Task instructions: The data below must be copied in full and without any change.

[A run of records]
==================================================

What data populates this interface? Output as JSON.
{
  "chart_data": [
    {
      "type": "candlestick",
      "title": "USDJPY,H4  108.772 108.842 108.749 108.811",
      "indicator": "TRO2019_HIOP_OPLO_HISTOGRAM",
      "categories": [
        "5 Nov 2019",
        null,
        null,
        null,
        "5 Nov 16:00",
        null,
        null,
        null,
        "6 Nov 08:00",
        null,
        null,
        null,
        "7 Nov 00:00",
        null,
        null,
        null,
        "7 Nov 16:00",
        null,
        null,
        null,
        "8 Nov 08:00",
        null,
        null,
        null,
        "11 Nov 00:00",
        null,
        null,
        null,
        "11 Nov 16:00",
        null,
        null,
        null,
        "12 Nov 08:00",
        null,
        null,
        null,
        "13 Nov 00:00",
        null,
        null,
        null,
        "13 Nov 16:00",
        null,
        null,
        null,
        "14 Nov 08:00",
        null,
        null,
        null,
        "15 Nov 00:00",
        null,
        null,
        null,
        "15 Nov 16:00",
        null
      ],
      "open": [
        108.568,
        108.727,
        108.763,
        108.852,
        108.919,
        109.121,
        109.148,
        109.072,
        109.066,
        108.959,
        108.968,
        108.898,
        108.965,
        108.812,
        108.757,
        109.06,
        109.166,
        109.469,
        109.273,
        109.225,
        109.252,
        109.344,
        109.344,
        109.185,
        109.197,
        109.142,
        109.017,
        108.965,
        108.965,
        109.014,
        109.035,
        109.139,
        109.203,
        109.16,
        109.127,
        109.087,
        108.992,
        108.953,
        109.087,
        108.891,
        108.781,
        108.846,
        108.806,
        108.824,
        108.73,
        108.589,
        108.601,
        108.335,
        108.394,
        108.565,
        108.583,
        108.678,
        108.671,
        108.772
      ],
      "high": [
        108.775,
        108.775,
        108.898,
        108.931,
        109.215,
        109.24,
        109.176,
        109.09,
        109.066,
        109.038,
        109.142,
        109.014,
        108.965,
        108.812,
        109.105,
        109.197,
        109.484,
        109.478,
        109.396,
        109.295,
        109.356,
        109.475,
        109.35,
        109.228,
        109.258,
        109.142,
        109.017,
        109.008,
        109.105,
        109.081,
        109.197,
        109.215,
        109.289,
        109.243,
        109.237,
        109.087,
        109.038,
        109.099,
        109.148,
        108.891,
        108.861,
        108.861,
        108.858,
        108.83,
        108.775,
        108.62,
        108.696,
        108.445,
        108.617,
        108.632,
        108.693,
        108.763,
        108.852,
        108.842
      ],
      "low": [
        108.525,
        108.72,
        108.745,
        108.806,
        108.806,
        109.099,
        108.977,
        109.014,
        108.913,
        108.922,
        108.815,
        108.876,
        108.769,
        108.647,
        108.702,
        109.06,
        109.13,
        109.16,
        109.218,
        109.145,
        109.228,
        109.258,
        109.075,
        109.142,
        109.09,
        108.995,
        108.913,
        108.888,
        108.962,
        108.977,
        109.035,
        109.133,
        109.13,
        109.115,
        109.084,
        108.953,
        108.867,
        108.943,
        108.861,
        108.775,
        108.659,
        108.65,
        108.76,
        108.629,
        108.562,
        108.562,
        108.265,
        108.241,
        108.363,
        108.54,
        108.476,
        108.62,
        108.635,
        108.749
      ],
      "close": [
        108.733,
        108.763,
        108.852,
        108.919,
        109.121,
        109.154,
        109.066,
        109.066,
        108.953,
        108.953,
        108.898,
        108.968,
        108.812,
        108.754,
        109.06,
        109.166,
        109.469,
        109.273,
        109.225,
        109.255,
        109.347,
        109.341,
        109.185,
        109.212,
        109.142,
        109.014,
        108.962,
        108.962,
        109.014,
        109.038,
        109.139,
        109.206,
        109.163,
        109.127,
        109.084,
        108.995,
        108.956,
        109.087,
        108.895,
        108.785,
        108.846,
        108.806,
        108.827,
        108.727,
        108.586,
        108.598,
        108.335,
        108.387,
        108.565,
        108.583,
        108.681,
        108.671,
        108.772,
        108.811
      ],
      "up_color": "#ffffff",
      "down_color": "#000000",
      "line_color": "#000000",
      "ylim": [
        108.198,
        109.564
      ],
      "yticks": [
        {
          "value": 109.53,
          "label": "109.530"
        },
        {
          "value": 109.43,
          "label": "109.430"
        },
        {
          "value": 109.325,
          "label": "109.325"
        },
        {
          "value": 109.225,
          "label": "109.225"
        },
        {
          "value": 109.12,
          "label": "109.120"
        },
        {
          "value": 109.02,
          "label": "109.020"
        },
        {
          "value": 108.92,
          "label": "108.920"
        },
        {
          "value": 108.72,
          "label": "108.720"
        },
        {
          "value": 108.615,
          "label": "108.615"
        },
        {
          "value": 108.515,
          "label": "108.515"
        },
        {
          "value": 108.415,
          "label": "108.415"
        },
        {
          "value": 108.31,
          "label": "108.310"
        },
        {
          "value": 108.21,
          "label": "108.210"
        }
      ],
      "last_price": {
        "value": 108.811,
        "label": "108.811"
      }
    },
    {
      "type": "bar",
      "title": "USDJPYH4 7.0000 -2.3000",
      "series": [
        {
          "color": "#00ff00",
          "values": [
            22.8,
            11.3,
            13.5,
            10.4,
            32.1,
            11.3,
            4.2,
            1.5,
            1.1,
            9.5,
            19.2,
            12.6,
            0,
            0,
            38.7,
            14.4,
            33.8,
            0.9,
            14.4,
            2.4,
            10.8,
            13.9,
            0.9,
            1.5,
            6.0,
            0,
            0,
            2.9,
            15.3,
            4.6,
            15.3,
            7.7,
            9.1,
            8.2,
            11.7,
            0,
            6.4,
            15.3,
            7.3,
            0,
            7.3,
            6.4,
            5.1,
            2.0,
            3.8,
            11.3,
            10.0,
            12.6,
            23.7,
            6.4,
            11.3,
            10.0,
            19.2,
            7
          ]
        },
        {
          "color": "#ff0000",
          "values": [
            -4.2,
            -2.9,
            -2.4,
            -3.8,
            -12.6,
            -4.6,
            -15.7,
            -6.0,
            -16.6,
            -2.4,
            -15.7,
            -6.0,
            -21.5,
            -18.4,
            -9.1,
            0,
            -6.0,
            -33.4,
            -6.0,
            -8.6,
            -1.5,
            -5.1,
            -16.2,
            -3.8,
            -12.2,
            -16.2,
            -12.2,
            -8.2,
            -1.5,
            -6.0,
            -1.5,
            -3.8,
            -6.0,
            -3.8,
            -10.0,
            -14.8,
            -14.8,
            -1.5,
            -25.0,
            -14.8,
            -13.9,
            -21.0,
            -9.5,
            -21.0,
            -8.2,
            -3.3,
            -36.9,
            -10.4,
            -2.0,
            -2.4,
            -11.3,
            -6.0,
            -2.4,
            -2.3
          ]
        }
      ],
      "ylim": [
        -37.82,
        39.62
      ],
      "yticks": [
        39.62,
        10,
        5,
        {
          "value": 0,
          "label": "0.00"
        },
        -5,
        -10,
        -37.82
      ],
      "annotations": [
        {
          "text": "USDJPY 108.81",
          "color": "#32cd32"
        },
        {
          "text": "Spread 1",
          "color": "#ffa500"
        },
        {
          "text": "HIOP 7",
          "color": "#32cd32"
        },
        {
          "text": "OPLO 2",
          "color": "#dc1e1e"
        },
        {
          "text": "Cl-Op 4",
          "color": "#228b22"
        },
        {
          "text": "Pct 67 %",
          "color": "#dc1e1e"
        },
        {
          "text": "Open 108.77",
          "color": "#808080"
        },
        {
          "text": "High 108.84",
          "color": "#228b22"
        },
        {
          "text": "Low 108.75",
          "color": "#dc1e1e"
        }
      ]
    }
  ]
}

==================================================

Exercise response:
What data populates this interface? Output as JSON.
{
  "chart_data": [
    {
      "type": "candlestick",
      "title": "USDJPY,H4  108.772 108.842 108.749 108.811",
      "indicator": "TRO2019_HIOP_OPLO_HISTOGRAM",
      "categories": [
        "5 Nov 2019",
        null,
        null,
        null,
        "5 Nov 16:00",
        null,
        null,
        null,
        "6 Nov 08:00",
        null,
        null,
        null,
        "7 Nov 00:00",
        null,
        null,
        null,
        "7 Nov 16:00",
        null,
        null,
        null,
        "8 Nov 08:00",
        null,
        null,
        null,
        "11 Nov 00:00",
        null,
        null,
        null,
        "11 Nov 16:00",
        null,
        null,
        null,
        "12 Nov 08:00",
        null,
        null,
        null,
        "13 Nov 00:00",
        null,
        null,
        null,
        "13 Nov 16:00",
        null,
        null,
        null,
        "14 Nov 08:00",
        null,
        null,
        null,
        "15 Nov 00:00",
        null,
        null,
        null,
        "15 Nov 16:00",
        null
      ],
      "open": [
        108.568,
        108.727,
        108.763,
        108.852,
        108.919,
        109.121,
        109.148,
        109.072,
        109.066,
        108.959,
        108.968,
        108.898,
        108.965,
        108.812,
        108.757,
        109.06,
        109.166,
        109.469,
        109.273,
        109.225,
        109.252,
        109.344,
        109.344,
        109.185,
        109.197,
        109.142,
        109.017,
        108.965,
        108.965,
        109.014,
        109.035,
        109.139,
        109.203,
        109.16,
        109.127,
        109.087,
        108.992,
        108.953,
        109.087,
        108.891,
        108.781,
        108.846,
        108.806,
        108.824,
        108.73,
        108.589,
        108.601,
        108.335,
        108.394,
        108.565,
        108.583,
        108.678,
        108.671,
        108.772
      ],
      "high": [
        108.775,
        108.775,
        108.898,
        108.931,
        109.215,
        109.24,
        109.176,
        109.09,
        109.066,
        109.038,
        109.142,
        109.014,
        108.965,
        108.812,
        109.105,
        109.197,
        109.484,
        109.478,
        109.396,
        109.295,
        109.356,
        109.475,
        109.35,
        109.228,
        109.258,
        109.142,
        109.017,
        109.008,
        109.105,
        109.081,
        109.197,
        109.215,
        109.289,
        109.243,
        109.237,
        109.087,
        109.038,
        109.099,
        109.148,
        108.891,
        108.861,
        108.861,
        108.858,
        108.83,
        108.775,
        108.62,
        108.696,
        108.445,
        108.617,
        108.632,
        108.693,
        108.763,
        108.852,
        108.842
      ],
      "low": [
        108.525,
        108.72,
        108.745,
        108.806,
        108.806,
        109.099,
        108.977,
        109.014,
        108.913,
        108.922,
        108.815,
        108.876,
        108.769,
        108.647,
        108.702,
        109.06,
        109.13,
        109.16,
        109.218,
        109.145,
        109.228,
        109.258,
        109.075,
        109.142,
        109.09,
        108.995,
        108.913,
        108.888,
        108.962,
        108.977,
        109.035,
        109.133,
        109.13,
        109.115,
        109.084,
        108.953,
        108.867,
        108.943,
        108.861,
        108.775,
        108.659,
        108.65,
        108.76,
        108.629,
        108.562,
        108.562,
        108.265,
        108.241,
        108.363,
        108.54,
        108.476,
        108.62,
        108.635,
        108.749
      ],
      "close": [
        108.733,
        108.763,
        108.852,
        108.919,
        109.121,
        109.154,
        109.066,
        109.066,
        108.953,
        108.953,
        108.898,
        108.968,
        108.812,
        108.754,
        109.06,
        109.166,
        109.469,
        109.273,
        109.225,
        109.255,
        109.347,
        109.341,
        109.185,
        109.212,
        109.142,
        109.014,
        108.962,
        108.962,
        109.014,
        109.038,
        109.139,
        109.206,
        109.163,
        109.127,
        109.084,
        108.995,
        108.956,
        109.087,
        108.895,
        108.785,
        108.846,
        108.806,
        108.827,
        108.727,
        108.586,
        108.598,
        108.335,
        108.387,
        108.565,
        108.583,
        108.681,
        108.671,
        108.772,
        108.811
      ],
      "up_color": "#ffffff",
      "down_color": "#000000",
      "line_color": "#000000",
      "ylim": [
        108.198,
        109.564
      ],
      "yticks": [
        {
          "value": 109.53,
          "label": "109.530"
        },
        {
          "value": 109.43,
          "label": "109.430"
        },
        {
          "value": 109.325,
          "label": "109.325"
        },
        {
          "value": 109.225,
          "label": "109.225"
        },
        {
          "value": 109.12,
          "label": "109.120"
        },
        {
          "value": 109.02,
          "label": "109.020"
        },
        {
          "value": 108.92,
          "label": "108.920"
        },
        {
          "value": 108.72,
          "label": "108.720"
        },
        {
          "value": 108.615,
          "label": "108.615"
        },
        {
          "value": 108.515,
          "label": "108.515"
        },
        {
          "value": 108.415,
          "label": "108.415"
        },
        {
          "value": 108.31,
          "label": "108.310"
        },
        {
          "value": 108.21,
          "label": "108.210"
        }
      ],
      "last_price": {
        "value": 108.811,
        "label": "108.811"
      }
    },
    {
      "type": "bar",
      "title": "USDJPYH4 7.0000 -2.3000",
      "series": [
        {
          "color": "#00ff00",
          "values": [
            22.8,
            11.3,
            13.5,
            10.4,
            32.1,
            11.3,
            4.2,
            1.5,
            1.1,
            9.5,
            19.2,
            12.6,
            0,
            0,
            38.7,
            14.4,
            33.8,
            0.9,
            14.4,
            2.4,
            10.8,
            13.9,
            0.9,
            1.5,
            6.0,
            0,
            0,
            2.9,
            15.3,
            4.6,
            15.3,
            7.7,
            9.1,
            8.2,
            11.7,
            0,
            6.4,
            15.3,
            7.3,
            0,
            7.3,
            6.4,
            5.1,
            2.0,
            3.8,
            11.3,
            10.0,
            12.6,
            23.7,
            6.4,
            11.3,
            10.0,
            19.2,
            7
          ]
        },
        {
          "color": "#ff0000",
          "values": [
            -4.2,
            -2.9,
            -2.4,
            -3.8,
            -12.6,
            -4.6,
            -15.7,
            -6.0,
            -16.6,
            -2.4,
            -15.7,
            -6.0,
            -21.5,
            -18.4,
            -9.1,
            0,
            -6.0,
            -33.4,
            -6.0,
            -8.6,
            -1.5,
            -5.1,
            -16.2,
            -3.8,
            -12.2,
            -16.2,
            -12.2,
            -8.2,
            -1.5,
            -6.0,
            -1.5,
            -3.8,
            -6.0,
            -3.8,
            -10.0,
            -14.8,
            -14.8,
            -1.5,
            -25.0,
            -14.8,
            -13.9,
            -21.0,
            -9.5,
            -21.0,
            -8.2,
            -3.3,
            -36.9,
            -10.4,
            -2.0,
            -2.4,
            -11.3,
            -6.0,
            -2.4,
            -2.3
          ]
        }
      ],
      "ylim": [
        -37.82,
        39.62
      ],
      "yticks": [
        39.62,
        10,
        5,
        {
          "value": 0,
          "label": "0.00"
        },
        -5,
        -10,
        -37.82
      ],
      "annotations": [
        {
          "text": "USDJPY 108.81",
          "color": "#32cd32"
        },
        {
          "text": "Spread 1",
          "color": "#ffa500"
        },
        {
          "text": "HIOP 7",
          "color": "#32cd32"
        },
        {
          "text": "OPLO 2",
          "color": "#dc1e1e"
        },
        {
          "text": "Cl-Op 4",
          "color": "#228b22"
        },
        {
          "text": "Pct 67 %",
          "color": "#dc1e1e"
        },
        {
          "text": "Open 108.77",
          "color": "#808080"
        },
        {
          "text": "High 108.84",
          "color": "#228b22"
        },
        {
          "text": "Low 108.75",
          "color": "#dc1e1e"
        }
      ]
    }
  ]
}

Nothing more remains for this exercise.